--- Stated goal ---
Every entry below must appear again, exactly as written.

================================

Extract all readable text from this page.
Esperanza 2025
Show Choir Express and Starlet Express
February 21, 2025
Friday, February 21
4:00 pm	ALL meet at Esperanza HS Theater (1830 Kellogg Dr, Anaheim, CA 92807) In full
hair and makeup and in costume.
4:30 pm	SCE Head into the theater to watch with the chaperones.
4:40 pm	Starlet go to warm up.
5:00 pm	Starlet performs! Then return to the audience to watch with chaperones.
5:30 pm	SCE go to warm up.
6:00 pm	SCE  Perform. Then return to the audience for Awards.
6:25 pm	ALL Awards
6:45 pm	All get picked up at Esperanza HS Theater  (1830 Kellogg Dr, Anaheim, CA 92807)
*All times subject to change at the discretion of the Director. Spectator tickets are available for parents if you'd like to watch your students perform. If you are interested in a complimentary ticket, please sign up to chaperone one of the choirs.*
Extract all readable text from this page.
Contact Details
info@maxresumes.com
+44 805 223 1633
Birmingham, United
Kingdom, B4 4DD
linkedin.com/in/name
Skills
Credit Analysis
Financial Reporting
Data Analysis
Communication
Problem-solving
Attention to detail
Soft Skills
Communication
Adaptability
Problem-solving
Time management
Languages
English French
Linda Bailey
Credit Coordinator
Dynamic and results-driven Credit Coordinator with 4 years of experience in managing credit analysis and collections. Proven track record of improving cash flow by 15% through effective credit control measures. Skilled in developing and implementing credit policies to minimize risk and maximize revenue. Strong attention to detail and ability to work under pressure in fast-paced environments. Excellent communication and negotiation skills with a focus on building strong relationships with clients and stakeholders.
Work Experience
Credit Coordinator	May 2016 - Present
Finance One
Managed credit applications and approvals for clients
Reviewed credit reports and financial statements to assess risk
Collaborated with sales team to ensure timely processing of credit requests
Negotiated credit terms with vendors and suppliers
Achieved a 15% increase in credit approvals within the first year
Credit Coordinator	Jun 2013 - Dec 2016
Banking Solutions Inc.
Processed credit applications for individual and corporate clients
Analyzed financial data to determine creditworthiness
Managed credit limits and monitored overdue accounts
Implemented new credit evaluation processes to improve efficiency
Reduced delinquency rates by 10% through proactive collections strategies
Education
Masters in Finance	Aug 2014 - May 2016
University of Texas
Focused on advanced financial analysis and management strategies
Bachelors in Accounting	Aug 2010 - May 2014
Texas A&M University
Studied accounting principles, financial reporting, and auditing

================================

--- Written solution ---
Extract all readable text from this page.
Esperanza 2025
Show Choir Express and Starlet Express
February 21, 2025
Friday, February 21
4:00 pm	ALL meet at Esperanza HS Theater (1830 Kellogg Dr, Anaheim, CA 92807) In full
hair and makeup and in costume.
4:30 pm	SCE Head into the theater to watch with the chaperones.
4:40 pm	Starlet go to warm up.
5:00 pm	Starlet performs! Then return to the audience to watch with chaperones.
5:30 pm	SCE go to warm up.
6:00 pm	SCE  Perform. Then return to the audience for Awards.
6:25 pm	ALL Awards
6:45 pm	All get picked up at Esperanza HS Theater  (1830 Kellogg Dr, Anaheim, CA 92807)
*All times subject to change at the discretion of the Director. Spectator tickets are available for parents if you'd like to watch your students perform. If you are interested in a complimentary ticket, please sign up to chaperone one of the choirs.*
Extract all readable text from this page.
Contact Details
info@maxresumes.com
+44 805 223 1633
Birmingham, United
Kingdom, B4 4DD
linkedin.com/in/name
Skills
Credit Analysis
Financial Reporting
Data Analysis
Communication
Problem-solving
Attention to detail
Soft Skills
Communication
Adaptability
Problem-solving
Time management
Languages
English French
Linda Bailey
Credit Coordinator
Dynamic and results-driven Credit Coordinator with 4 years of experience in managing credit analysis and collections. Proven track record of improving cash flow by 15% through effective credit control measures. Skilled in developing and implementing credit policies to minimize risk and maximize revenue. Strong attention to detail and ability to work under pressure in fast-paced environments. Excellent communication and negotiation skills with a focus on building strong relationships with clients and stakeholders.
Work Experience
Credit Coordinator	May 2016 - Present
Finance One
Managed credit applications and approvals for clients
Reviewed credit reports and financial statements to assess risk
Collaborated with sales team to ensure timely processing of credit requests
Negotiated credit terms with vendors and suppliers
Achieved a 15% increase in credit approvals within the first year
Credit Coordinator	Jun 2013 - Dec 2016
Banking Solutions Inc.
Processed credit applications for individual and corporate clients
Analyzed financial data to determine creditworthiness
Managed credit limits and monitored overdue accounts
Implemented new credit evaluation processes to improve efficiency
Reduced delinquency rates by 10% through proactive collections strategies
Education
Masters in Finance	Aug 2014 - May 2016
University of Texas
Focused on advanced financial analysis and management strategies
Bachelors in Accounting	Aug 2010 - May 2014
Texas A&M University
Studied accounting principles, financial reporting, and auditing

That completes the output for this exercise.